* start *
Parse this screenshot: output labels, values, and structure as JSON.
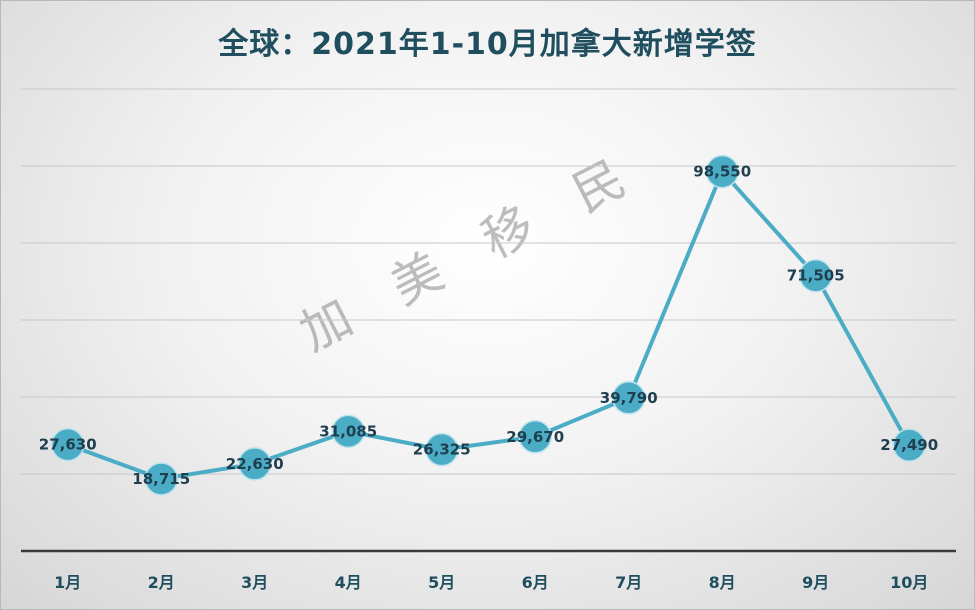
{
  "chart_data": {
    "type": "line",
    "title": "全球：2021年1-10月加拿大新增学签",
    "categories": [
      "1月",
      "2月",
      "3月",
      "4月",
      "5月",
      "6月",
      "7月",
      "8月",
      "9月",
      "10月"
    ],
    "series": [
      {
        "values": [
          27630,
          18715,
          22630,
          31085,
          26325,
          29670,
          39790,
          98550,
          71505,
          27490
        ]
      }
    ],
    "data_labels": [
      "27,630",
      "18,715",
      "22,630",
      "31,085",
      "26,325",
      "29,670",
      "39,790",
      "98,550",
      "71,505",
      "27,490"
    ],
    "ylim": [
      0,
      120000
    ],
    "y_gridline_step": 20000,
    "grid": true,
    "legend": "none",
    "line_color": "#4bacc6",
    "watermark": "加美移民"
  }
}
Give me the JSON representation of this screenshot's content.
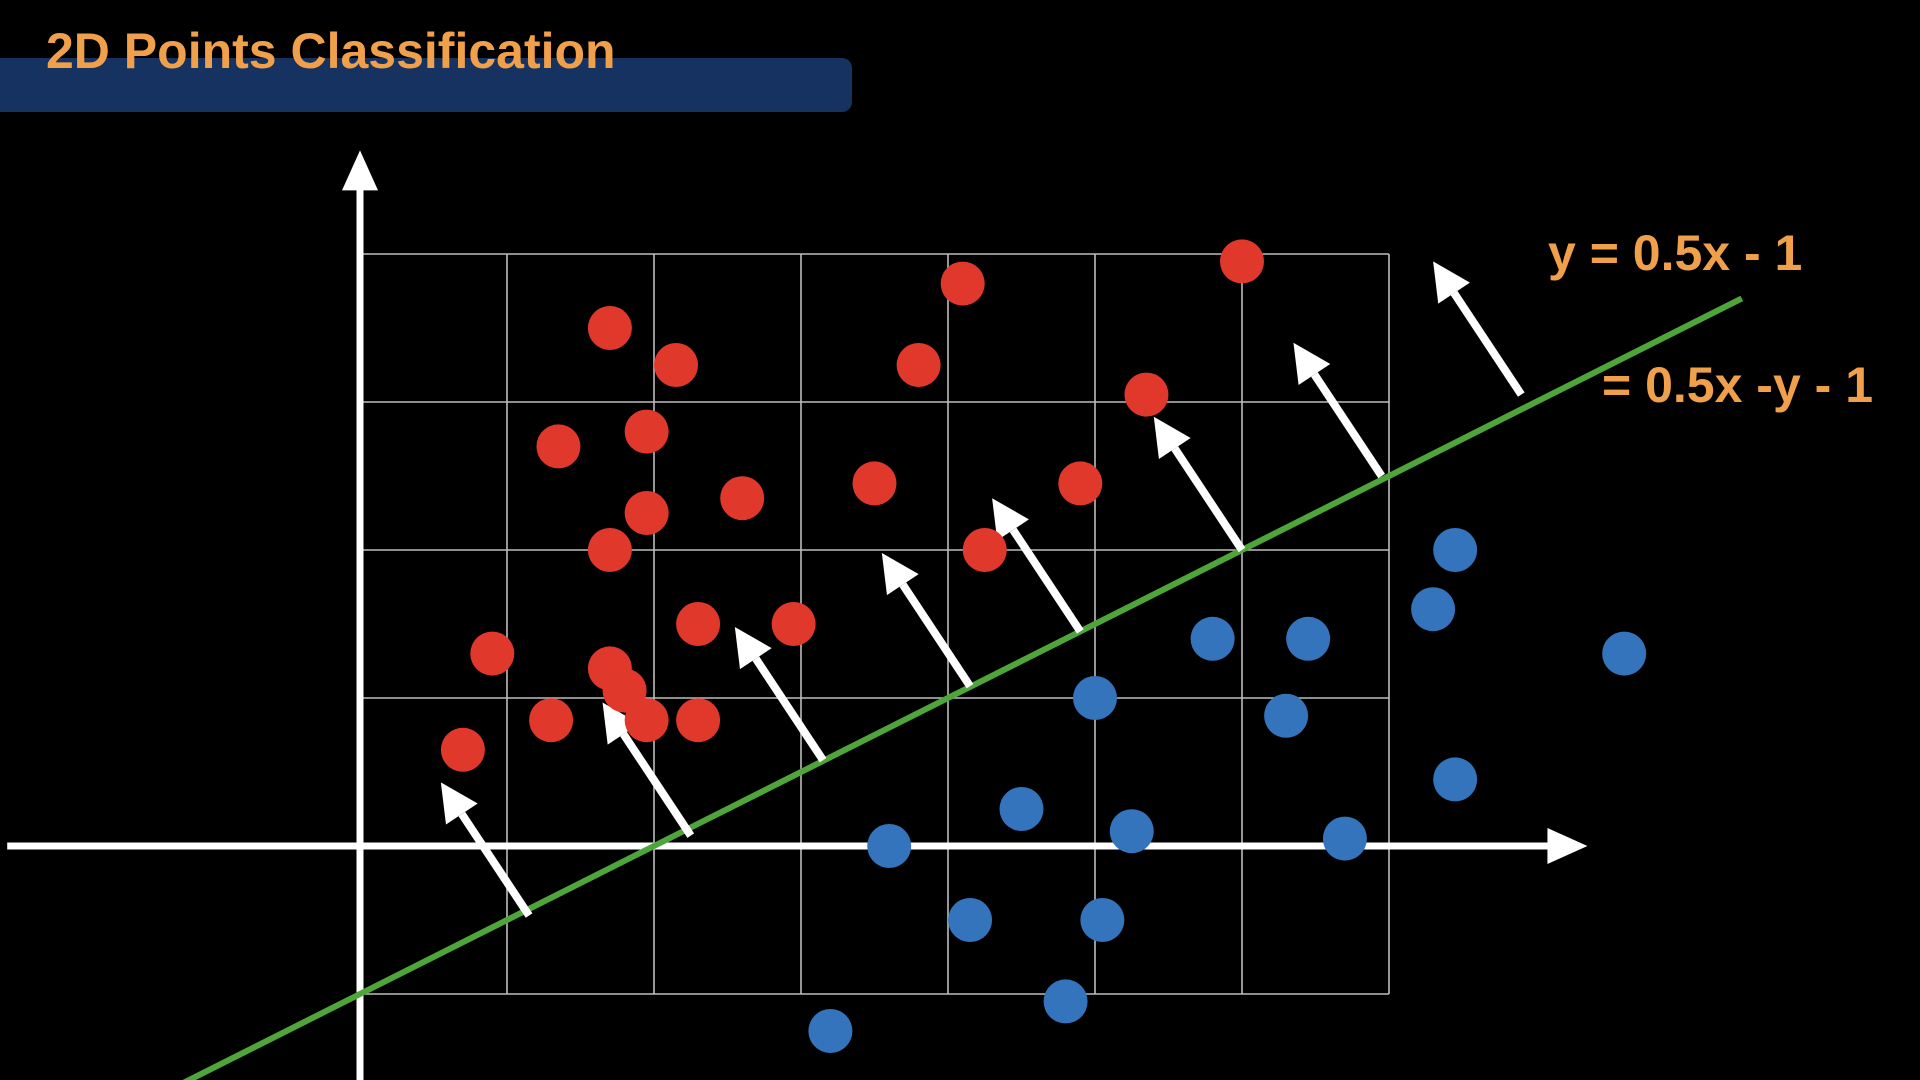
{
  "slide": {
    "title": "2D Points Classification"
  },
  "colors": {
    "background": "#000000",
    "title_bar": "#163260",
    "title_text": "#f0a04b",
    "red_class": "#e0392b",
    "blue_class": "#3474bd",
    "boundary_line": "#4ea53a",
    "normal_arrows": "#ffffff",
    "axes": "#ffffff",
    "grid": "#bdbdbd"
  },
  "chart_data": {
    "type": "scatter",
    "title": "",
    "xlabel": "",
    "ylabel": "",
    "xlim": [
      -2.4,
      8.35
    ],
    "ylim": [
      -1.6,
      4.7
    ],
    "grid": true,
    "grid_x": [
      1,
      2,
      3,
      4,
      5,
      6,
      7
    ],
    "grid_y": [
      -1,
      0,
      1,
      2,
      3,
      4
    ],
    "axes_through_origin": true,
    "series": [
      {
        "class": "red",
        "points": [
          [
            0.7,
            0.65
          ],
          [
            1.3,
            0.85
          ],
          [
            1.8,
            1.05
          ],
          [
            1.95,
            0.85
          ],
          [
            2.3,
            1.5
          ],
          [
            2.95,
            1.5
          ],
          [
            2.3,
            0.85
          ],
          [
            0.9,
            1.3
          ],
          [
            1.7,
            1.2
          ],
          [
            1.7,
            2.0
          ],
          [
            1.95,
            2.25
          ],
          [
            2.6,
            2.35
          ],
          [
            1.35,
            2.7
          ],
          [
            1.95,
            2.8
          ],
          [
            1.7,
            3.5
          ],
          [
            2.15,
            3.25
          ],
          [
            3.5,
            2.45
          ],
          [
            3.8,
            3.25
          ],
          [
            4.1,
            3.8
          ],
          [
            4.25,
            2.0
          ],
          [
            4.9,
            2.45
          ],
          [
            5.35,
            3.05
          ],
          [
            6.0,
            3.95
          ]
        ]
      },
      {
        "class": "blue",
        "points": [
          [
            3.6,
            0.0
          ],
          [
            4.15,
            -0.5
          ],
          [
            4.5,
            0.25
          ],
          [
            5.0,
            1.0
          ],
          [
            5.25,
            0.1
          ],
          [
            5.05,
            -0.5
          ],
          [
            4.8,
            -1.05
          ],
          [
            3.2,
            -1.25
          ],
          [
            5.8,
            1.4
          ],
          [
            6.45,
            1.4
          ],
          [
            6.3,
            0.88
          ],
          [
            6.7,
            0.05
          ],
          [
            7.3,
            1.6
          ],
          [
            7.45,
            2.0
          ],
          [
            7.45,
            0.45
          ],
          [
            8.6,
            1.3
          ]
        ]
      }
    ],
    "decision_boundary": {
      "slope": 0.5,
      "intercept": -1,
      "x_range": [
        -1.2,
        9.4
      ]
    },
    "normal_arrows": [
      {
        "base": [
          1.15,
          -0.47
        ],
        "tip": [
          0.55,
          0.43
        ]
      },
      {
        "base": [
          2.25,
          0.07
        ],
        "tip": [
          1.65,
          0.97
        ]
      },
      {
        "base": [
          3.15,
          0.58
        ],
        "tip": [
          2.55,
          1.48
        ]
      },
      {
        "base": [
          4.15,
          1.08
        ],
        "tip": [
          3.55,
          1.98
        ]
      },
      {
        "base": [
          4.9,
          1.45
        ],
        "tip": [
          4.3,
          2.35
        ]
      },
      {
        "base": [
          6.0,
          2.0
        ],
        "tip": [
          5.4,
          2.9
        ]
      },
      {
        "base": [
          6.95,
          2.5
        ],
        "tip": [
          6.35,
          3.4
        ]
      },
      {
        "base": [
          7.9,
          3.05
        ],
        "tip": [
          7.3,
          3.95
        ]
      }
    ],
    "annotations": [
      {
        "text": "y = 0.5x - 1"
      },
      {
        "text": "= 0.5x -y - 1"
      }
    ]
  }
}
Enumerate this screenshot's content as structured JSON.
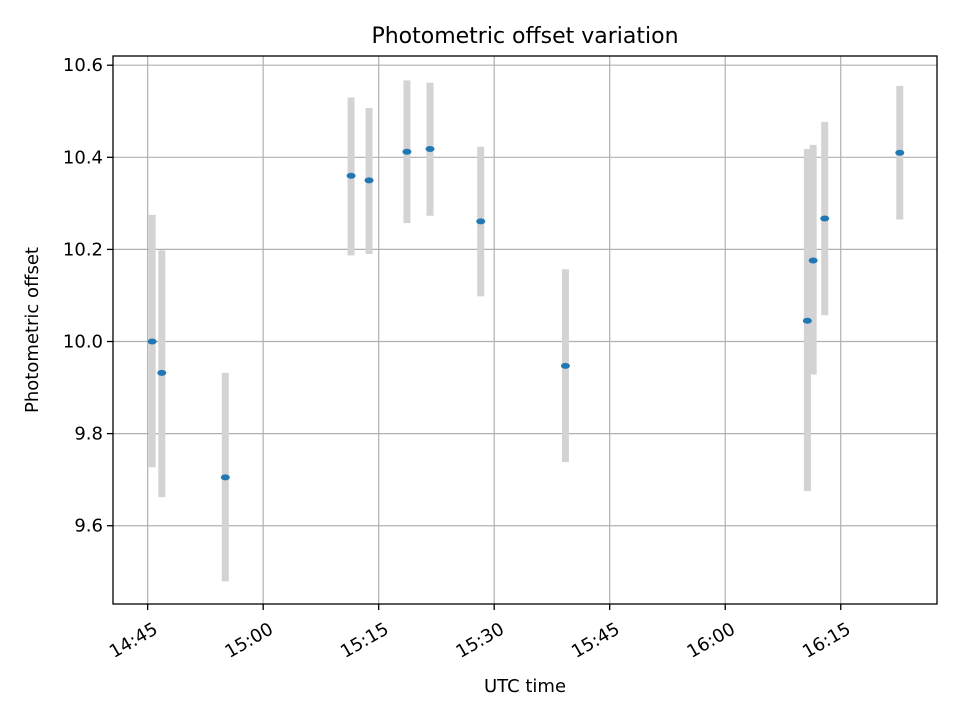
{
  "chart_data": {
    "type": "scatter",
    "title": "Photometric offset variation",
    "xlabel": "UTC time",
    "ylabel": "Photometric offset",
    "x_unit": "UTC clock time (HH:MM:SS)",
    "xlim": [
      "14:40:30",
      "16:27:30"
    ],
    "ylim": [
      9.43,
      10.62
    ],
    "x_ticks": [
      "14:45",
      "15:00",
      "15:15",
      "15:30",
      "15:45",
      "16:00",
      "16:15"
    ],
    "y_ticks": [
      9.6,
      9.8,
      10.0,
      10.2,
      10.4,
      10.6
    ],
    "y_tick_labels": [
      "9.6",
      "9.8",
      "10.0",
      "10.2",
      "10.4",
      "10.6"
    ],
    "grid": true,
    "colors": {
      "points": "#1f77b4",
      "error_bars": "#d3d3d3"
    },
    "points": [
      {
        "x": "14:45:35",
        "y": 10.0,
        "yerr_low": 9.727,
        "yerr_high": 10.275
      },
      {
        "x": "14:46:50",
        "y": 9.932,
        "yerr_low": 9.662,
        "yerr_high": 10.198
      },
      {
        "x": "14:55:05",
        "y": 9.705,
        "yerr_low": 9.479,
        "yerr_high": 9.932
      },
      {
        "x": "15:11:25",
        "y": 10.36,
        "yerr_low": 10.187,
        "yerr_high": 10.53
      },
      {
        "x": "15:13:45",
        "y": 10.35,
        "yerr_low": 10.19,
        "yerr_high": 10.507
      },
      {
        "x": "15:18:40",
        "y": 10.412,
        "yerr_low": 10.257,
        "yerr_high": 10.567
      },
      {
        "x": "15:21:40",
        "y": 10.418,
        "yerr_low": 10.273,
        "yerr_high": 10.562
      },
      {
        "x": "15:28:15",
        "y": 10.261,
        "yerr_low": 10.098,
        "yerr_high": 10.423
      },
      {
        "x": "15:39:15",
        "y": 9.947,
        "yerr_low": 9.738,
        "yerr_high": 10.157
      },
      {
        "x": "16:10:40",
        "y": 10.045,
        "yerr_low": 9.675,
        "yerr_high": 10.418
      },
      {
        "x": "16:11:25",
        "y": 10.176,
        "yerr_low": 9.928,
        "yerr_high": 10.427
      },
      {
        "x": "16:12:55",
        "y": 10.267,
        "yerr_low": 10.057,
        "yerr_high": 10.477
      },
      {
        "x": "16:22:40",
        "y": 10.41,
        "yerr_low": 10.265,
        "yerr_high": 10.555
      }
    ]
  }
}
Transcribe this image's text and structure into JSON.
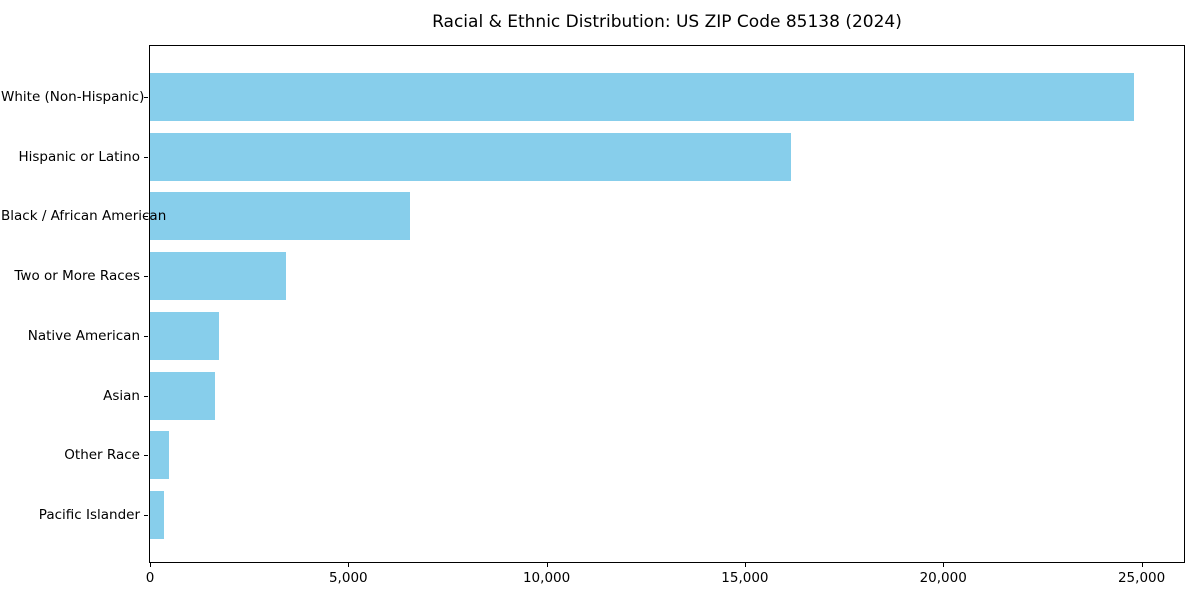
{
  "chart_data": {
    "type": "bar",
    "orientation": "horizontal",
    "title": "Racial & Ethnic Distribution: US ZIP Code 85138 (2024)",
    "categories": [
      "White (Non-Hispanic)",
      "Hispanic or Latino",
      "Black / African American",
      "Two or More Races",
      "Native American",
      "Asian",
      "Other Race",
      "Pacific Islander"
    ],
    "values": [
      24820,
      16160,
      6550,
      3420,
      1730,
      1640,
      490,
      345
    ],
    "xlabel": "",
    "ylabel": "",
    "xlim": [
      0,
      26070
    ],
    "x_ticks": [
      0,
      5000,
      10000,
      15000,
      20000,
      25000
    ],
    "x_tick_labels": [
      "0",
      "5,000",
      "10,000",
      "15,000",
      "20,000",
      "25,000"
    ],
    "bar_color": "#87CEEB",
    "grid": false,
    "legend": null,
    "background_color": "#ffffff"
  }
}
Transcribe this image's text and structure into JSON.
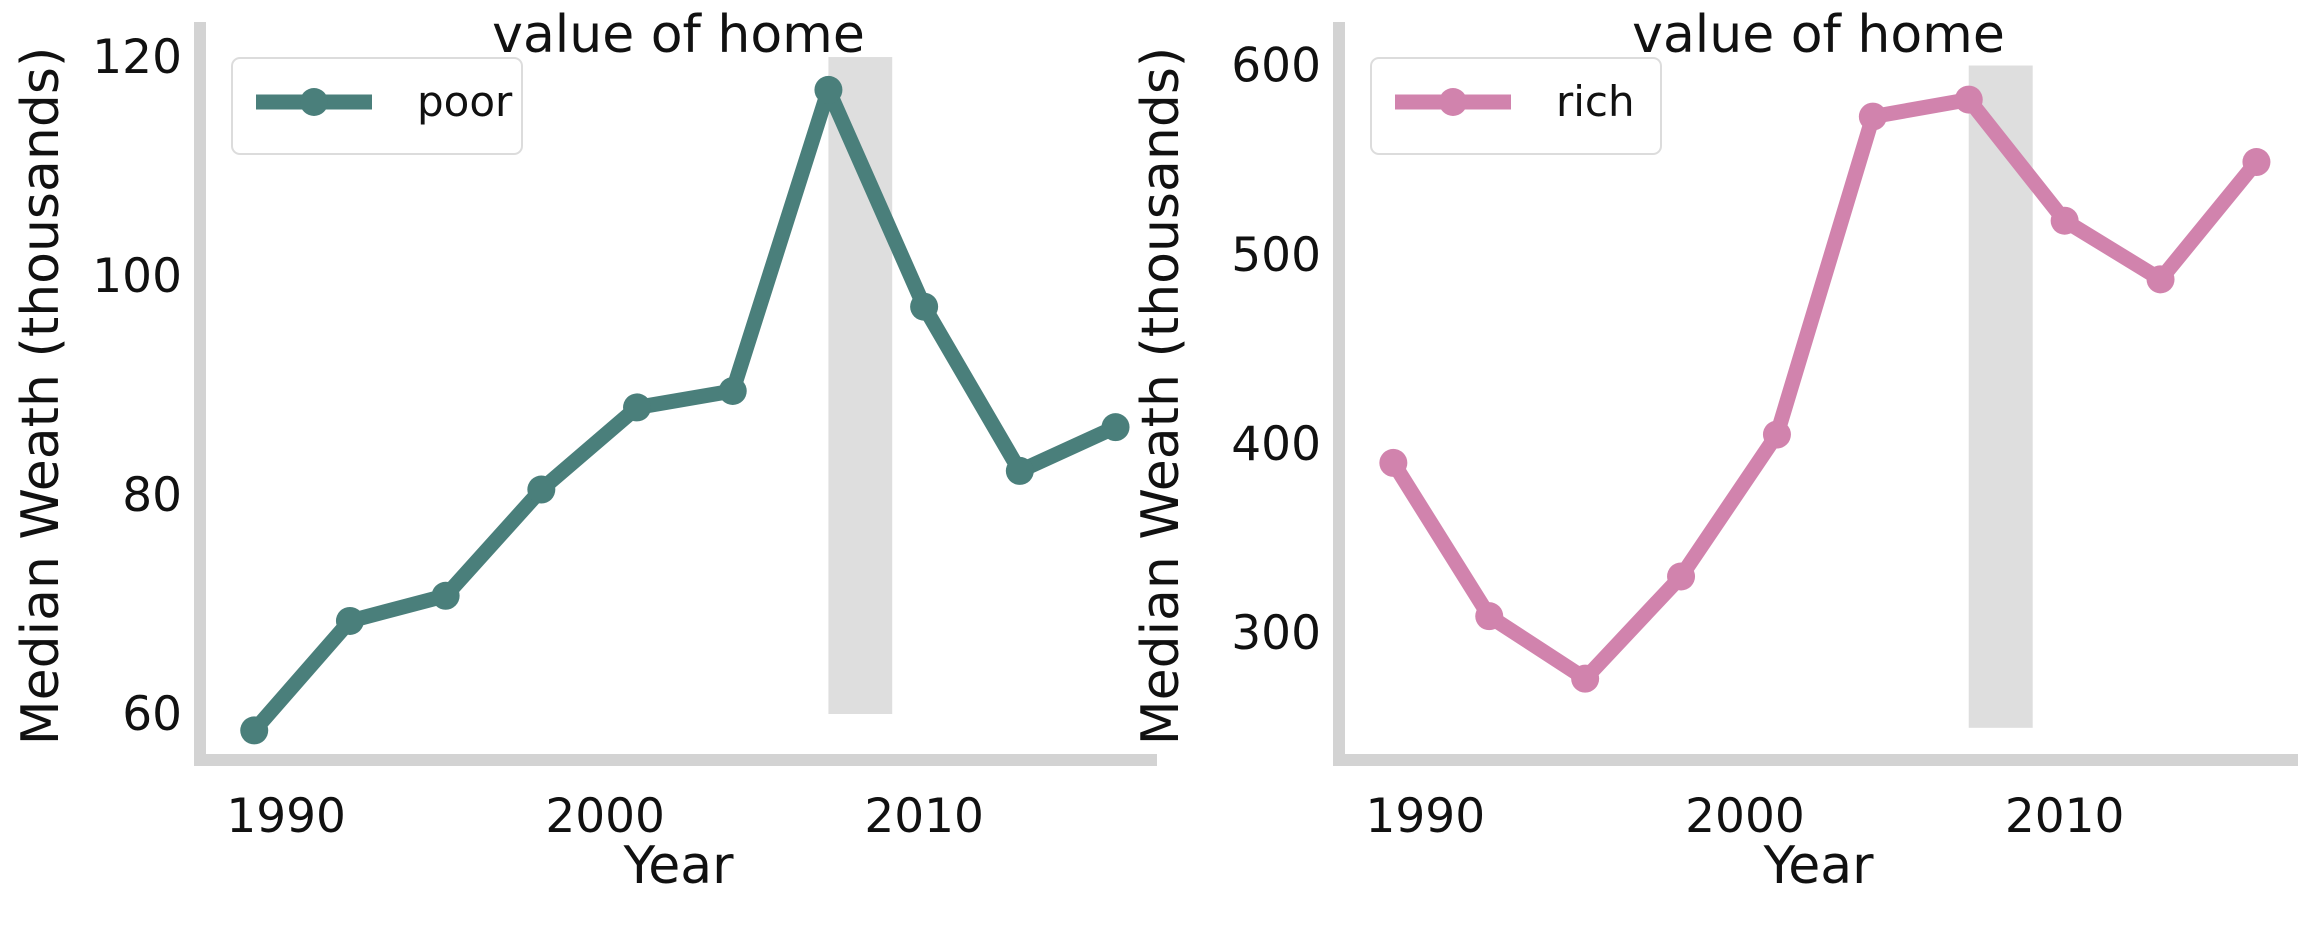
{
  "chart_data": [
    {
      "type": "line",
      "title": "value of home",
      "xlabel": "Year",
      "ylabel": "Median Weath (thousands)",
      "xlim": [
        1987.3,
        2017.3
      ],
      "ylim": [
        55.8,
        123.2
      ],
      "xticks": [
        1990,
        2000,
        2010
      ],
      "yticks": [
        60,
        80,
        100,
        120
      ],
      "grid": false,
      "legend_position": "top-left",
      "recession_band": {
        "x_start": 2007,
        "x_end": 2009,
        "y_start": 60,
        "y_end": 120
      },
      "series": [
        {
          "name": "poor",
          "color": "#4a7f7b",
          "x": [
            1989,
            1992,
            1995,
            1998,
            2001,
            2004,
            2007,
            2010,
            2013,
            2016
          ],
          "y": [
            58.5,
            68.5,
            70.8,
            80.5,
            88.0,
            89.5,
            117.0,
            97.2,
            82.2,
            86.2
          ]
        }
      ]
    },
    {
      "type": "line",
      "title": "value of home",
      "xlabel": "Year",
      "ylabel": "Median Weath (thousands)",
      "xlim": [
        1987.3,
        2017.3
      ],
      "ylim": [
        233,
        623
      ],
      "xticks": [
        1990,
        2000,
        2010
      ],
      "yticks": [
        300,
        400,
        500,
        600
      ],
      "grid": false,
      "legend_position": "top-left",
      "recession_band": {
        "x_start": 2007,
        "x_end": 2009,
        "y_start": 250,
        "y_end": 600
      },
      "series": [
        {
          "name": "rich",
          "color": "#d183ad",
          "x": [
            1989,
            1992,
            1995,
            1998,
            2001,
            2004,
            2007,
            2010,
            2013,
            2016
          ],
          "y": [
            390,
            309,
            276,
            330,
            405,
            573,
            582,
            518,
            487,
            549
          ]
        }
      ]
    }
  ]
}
* end *
**Your task:** Look through the data above. Find each line with the string "offset" and copy it.

**Result of the exercise:**
    "title": "Photometric offset variation",
    "ylabel": "Photometric offset",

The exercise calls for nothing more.